• Task description
Work out how many lines hold the string "Self". The answer is a single number, nothing more.

• Material for this exercise
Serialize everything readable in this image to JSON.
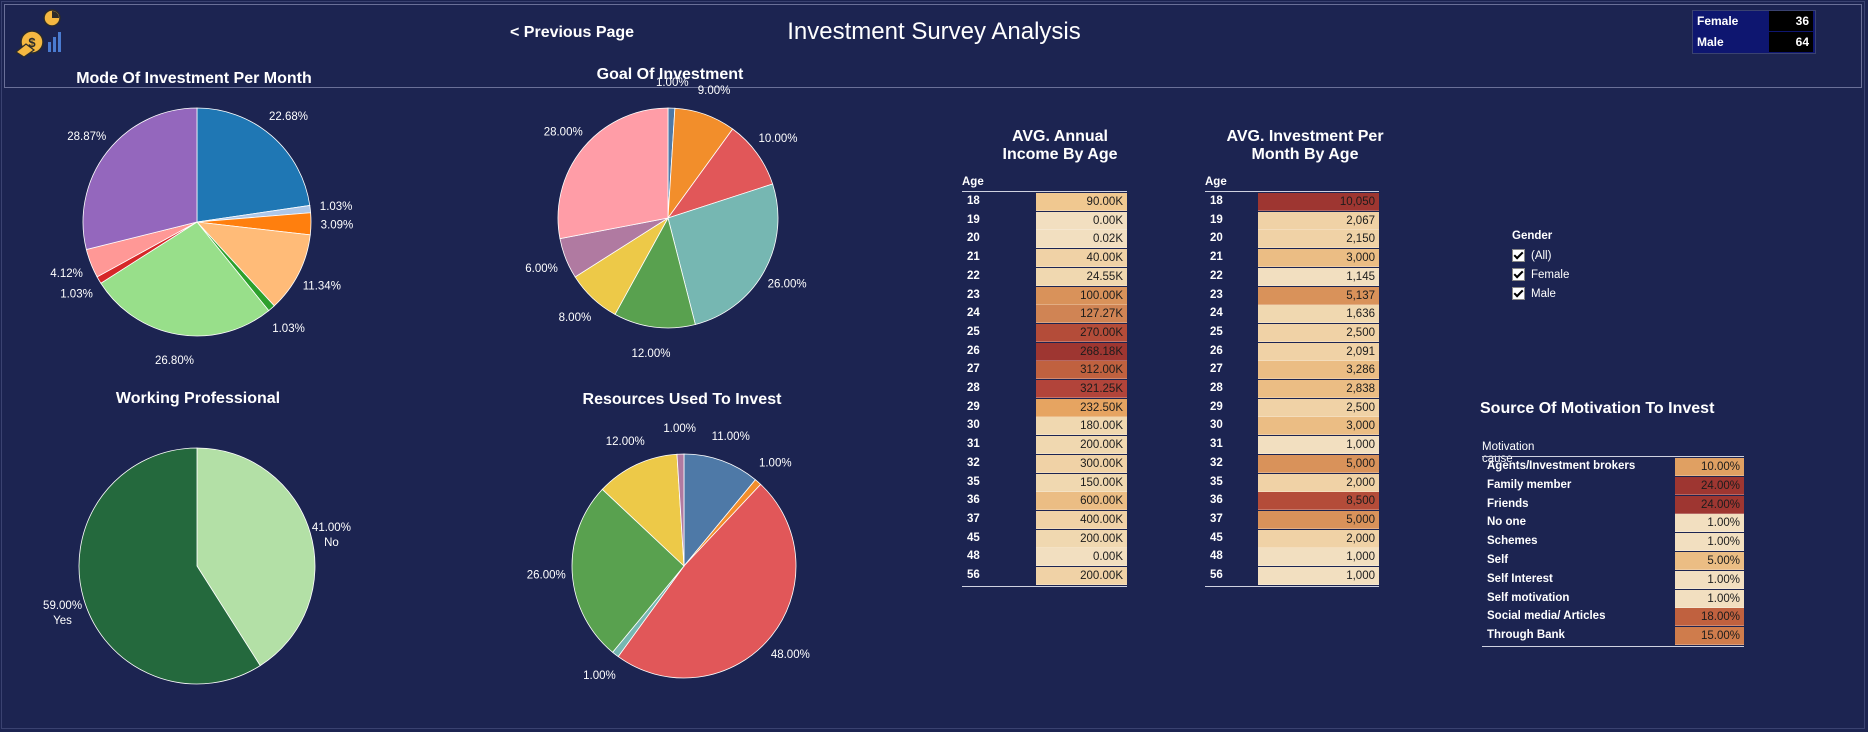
{
  "header": {
    "title": "Investment Survey Analysis",
    "prev_link": "< Previous Page",
    "gender_counts": [
      {
        "label": "Female",
        "value": "36"
      },
      {
        "label": "Male",
        "value": "64"
      }
    ]
  },
  "charts": {
    "mode": {
      "title": "Mode Of Investment Per Month",
      "slices": [
        {
          "value": 22.68,
          "label": "22.68%",
          "color": "#1f77b4"
        },
        {
          "value": 1.03,
          "label": "1.03%",
          "color": "#aec7e8"
        },
        {
          "value": 3.09,
          "label": "3.09%",
          "color": "#ff7f0e"
        },
        {
          "value": 11.34,
          "label": "11.34%",
          "color": "#ffbb78"
        },
        {
          "value": 1.03,
          "label": "1.03%",
          "color": "#2ca02c"
        },
        {
          "value": 26.8,
          "label": "26.80%",
          "color": "#98df8a"
        },
        {
          "value": 1.03,
          "label": "1.03%",
          "color": "#d62728"
        },
        {
          "value": 4.12,
          "label": "4.12%",
          "color": "#ff9896"
        },
        {
          "value": 28.87,
          "label": "28.87%",
          "color": "#9467bd"
        }
      ]
    },
    "goal": {
      "title": "Goal Of Investment",
      "slices": [
        {
          "value": 1.0,
          "label": "1.00%",
          "color": "#4e79a7"
        },
        {
          "value": 9.0,
          "label": "9.00%",
          "color": "#f28e2b"
        },
        {
          "value": 10.0,
          "label": "10.00%",
          "color": "#e15759"
        },
        {
          "value": 26.0,
          "label": "26.00%",
          "color": "#76b7b2"
        },
        {
          "value": 12.0,
          "label": "12.00%",
          "color": "#59a14f"
        },
        {
          "value": 8.0,
          "label": "8.00%",
          "color": "#edc948"
        },
        {
          "value": 6.0,
          "label": "6.00%",
          "color": "#b07aa1"
        },
        {
          "value": 28.0,
          "label": "28.00%",
          "color": "#ff9da7"
        }
      ]
    },
    "working": {
      "title": "Working Professional",
      "slices": [
        {
          "value": 41.0,
          "label": "41.00%",
          "sub": "No",
          "color": "#b3e0a6"
        },
        {
          "value": 59.0,
          "label": "59.00%",
          "sub": "Yes",
          "color": "#24693d"
        }
      ]
    },
    "resources": {
      "title": "Resources Used To Invest",
      "slices": [
        {
          "value": 11.0,
          "label": "11.00%",
          "color": "#4e79a7"
        },
        {
          "value": 1.0,
          "label": "1.00%",
          "color": "#f28e2b"
        },
        {
          "value": 48.0,
          "label": "48.00%",
          "color": "#e15759"
        },
        {
          "value": 1.0,
          "label": "1.00%",
          "color": "#76b7b2"
        },
        {
          "value": 26.0,
          "label": "26.00%",
          "color": "#59a14f"
        },
        {
          "value": 12.0,
          "label": "12.00%",
          "color": "#edc948"
        },
        {
          "value": 1.0,
          "label": "1.00%",
          "color": "#b07aa1"
        }
      ]
    }
  },
  "income_table": {
    "title_line1": "AVG. Annual",
    "title_line2": "Income By Age",
    "header": "Age",
    "rows": [
      {
        "age": "18",
        "value": "90.00K",
        "color": "#f0c890"
      },
      {
        "age": "19",
        "value": "0.00K",
        "color": "#f2dfc0"
      },
      {
        "age": "20",
        "value": "0.02K",
        "color": "#f2dfc0"
      },
      {
        "age": "21",
        "value": "40.00K",
        "color": "#f0d2a6"
      },
      {
        "age": "22",
        "value": "24.55K",
        "color": "#f0d8b0"
      },
      {
        "age": "23",
        "value": "100.00K",
        "color": "#d9925a"
      },
      {
        "age": "24",
        "value": "127.27K",
        "color": "#d08454"
      },
      {
        "age": "25",
        "value": "270.00K",
        "color": "#b44c39"
      },
      {
        "age": "26",
        "value": "268.18K",
        "color": "#9e3631"
      },
      {
        "age": "27",
        "value": "312.00K",
        "color": "#c0613f"
      },
      {
        "age": "28",
        "value": "321.25K",
        "color": "#b2443a"
      },
      {
        "age": "29",
        "value": "232.50K",
        "color": "#e6a461"
      },
      {
        "age": "30",
        "value": "180.00K",
        "color": "#f0d8b0"
      },
      {
        "age": "31",
        "value": "200.00K",
        "color": "#f0d8b0"
      },
      {
        "age": "32",
        "value": "300.00K",
        "color": "#f0d2a6"
      },
      {
        "age": "35",
        "value": "150.00K",
        "color": "#f0d8b0"
      },
      {
        "age": "36",
        "value": "600.00K",
        "color": "#ebbd84"
      },
      {
        "age": "37",
        "value": "400.00K",
        "color": "#f0d2a6"
      },
      {
        "age": "45",
        "value": "200.00K",
        "color": "#f0d8b0"
      },
      {
        "age": "48",
        "value": "0.00K",
        "color": "#f2dfc0"
      },
      {
        "age": "56",
        "value": "200.00K",
        "color": "#f0d2a6"
      }
    ]
  },
  "investment_table": {
    "title_line1": "AVG. Investment Per",
    "title_line2": "Month By Age",
    "header": "Age",
    "rows": [
      {
        "age": "18",
        "value": "10,050",
        "color": "#9e3631"
      },
      {
        "age": "19",
        "value": "2,067",
        "color": "#f0d2a6"
      },
      {
        "age": "20",
        "value": "2,150",
        "color": "#f0d2a6"
      },
      {
        "age": "21",
        "value": "3,000",
        "color": "#ebbd84"
      },
      {
        "age": "22",
        "value": "1,145",
        "color": "#f2dfc0"
      },
      {
        "age": "23",
        "value": "5,137",
        "color": "#d9925a"
      },
      {
        "age": "24",
        "value": "1,636",
        "color": "#f0d8b0"
      },
      {
        "age": "25",
        "value": "2,500",
        "color": "#f0d2a6"
      },
      {
        "age": "26",
        "value": "2,091",
        "color": "#f0d2a6"
      },
      {
        "age": "27",
        "value": "3,286",
        "color": "#ebbd84"
      },
      {
        "age": "28",
        "value": "2,838",
        "color": "#ebbd84"
      },
      {
        "age": "29",
        "value": "2,500",
        "color": "#f0d2a6"
      },
      {
        "age": "30",
        "value": "3,000",
        "color": "#ebbd84"
      },
      {
        "age": "31",
        "value": "1,000",
        "color": "#f2dfc0"
      },
      {
        "age": "32",
        "value": "5,000",
        "color": "#d9925a"
      },
      {
        "age": "35",
        "value": "2,000",
        "color": "#f0d2a6"
      },
      {
        "age": "36",
        "value": "8,500",
        "color": "#b44c39"
      },
      {
        "age": "37",
        "value": "5,000",
        "color": "#d9925a"
      },
      {
        "age": "45",
        "value": "2,000",
        "color": "#f0d2a6"
      },
      {
        "age": "48",
        "value": "1,000",
        "color": "#f2dfc0"
      },
      {
        "age": "56",
        "value": "1,000",
        "color": "#f2dfc0"
      }
    ]
  },
  "gender_filter": {
    "title": "Gender",
    "options": [
      "(All)",
      "Female",
      "Male"
    ]
  },
  "motivation_table": {
    "title": "Source Of Motivation To Invest",
    "header": "Motivation cause",
    "rows": [
      {
        "cause": "Agents/Investment brokers",
        "value": "10.00%",
        "color": "#e0a062"
      },
      {
        "cause": "Family member",
        "value": "24.00%",
        "color": "#9e3631"
      },
      {
        "cause": "Friends",
        "value": "24.00%",
        "color": "#9e3631"
      },
      {
        "cause": "No one",
        "value": "1.00%",
        "color": "#f2dfc0"
      },
      {
        "cause": "Schemes",
        "value": "1.00%",
        "color": "#f2dfc0"
      },
      {
        "cause": "Self",
        "value": "5.00%",
        "color": "#ebbd84"
      },
      {
        "cause": "Self Interest",
        "value": "1.00%",
        "color": "#f2dfc0"
      },
      {
        "cause": "Self motivation",
        "value": "1.00%",
        "color": "#f2dfc0"
      },
      {
        "cause": "Social media/ Articles",
        "value": "18.00%",
        "color": "#c0613f"
      },
      {
        "cause": "Through Bank",
        "value": "15.00%",
        "color": "#cf7c4c"
      }
    ]
  }
}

• Result
3